Only the lines from the line holding "Extract all readable text from this page." to the last line should be output, each exactly as given.

◆ **Excerpted data**
————————

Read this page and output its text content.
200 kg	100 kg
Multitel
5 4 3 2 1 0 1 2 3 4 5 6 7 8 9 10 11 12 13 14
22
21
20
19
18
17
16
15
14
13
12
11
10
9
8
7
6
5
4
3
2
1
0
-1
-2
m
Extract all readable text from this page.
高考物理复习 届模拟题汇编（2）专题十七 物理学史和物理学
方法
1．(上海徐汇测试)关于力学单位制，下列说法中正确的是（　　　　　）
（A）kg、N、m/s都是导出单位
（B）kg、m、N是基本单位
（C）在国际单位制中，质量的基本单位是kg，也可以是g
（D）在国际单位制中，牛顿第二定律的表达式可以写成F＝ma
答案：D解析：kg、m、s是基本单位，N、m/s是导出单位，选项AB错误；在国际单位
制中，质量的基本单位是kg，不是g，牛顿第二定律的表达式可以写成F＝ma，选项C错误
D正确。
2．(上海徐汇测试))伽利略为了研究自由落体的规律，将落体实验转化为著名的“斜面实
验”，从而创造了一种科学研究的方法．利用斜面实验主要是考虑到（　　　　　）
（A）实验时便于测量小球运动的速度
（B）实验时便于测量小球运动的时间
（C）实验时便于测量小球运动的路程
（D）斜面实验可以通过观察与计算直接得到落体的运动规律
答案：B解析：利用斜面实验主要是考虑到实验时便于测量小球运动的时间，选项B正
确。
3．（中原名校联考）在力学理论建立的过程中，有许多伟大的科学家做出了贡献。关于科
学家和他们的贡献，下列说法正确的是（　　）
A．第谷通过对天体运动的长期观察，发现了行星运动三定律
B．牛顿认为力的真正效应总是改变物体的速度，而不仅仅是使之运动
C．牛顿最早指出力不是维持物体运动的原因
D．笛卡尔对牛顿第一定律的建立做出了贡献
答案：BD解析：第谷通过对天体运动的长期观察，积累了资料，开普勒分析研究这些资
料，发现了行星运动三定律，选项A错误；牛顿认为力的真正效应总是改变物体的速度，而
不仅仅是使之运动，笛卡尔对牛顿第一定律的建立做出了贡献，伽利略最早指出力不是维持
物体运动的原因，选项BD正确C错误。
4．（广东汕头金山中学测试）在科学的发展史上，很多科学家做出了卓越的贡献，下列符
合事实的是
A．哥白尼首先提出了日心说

————————

◆ **Solution to this problem**
Extract all readable text from this page.
高考物理复习 届模拟题汇编（2）专题十七 物理学史和物理学
方法
1．(上海徐汇测试)关于力学单位制，下列说法中正确的是（　　　　　）
（A）kg、N、m/s都是导出单位
（B）kg、m、N是基本单位
（C）在国际单位制中，质量的基本单位是kg，也可以是g
（D）在国际单位制中，牛顿第二定律的表达式可以写成F＝ma
答案：D解析：kg、m、s是基本单位，N、m/s是导出单位，选项AB错误；在国际单位
制中，质量的基本单位是kg，不是g，牛顿第二定律的表达式可以写成F＝ma，选项C错误
D正确。
2．(上海徐汇测试))伽利略为了研究自由落体的规律，将落体实验转化为著名的“斜面实
验”，从而创造了一种科学研究的方法．利用斜面实验主要是考虑到（　　　　　）
（A）实验时便于测量小球运动的速度
（B）实验时便于测量小球运动的时间
（C）实验时便于测量小球运动的路程
（D）斜面实验可以通过观察与计算直接得到落体的运动规律
答案：B解析：利用斜面实验主要是考虑到实验时便于测量小球运动的时间，选项B正
确。
3．（中原名校联考）在力学理论建立的过程中，有许多伟大的科学家做出了贡献。关于科
学家和他们的贡献，下列说法正确的是（　　）
A．第谷通过对天体运动的长期观察，发现了行星运动三定律
B．牛顿认为力的真正效应总是改变物体的速度，而不仅仅是使之运动
C．牛顿最早指出力不是维持物体运动的原因
D．笛卡尔对牛顿第一定律的建立做出了贡献
答案：BD解析：第谷通过对天体运动的长期观察，积累了资料，开普勒分析研究这些资
料，发现了行星运动三定律，选项A错误；牛顿认为力的真正效应总是改变物体的速度，而
不仅仅是使之运动，笛卡尔对牛顿第一定律的建立做出了贡献，伽利略最早指出力不是维持
物体运动的原因，选项BD正确C错误。
4．（广东汕头金山中学测试）在科学的发展史上，很多科学家做出了卓越的贡献，下列符
合事实的是
A．哥白尼首先提出了日心说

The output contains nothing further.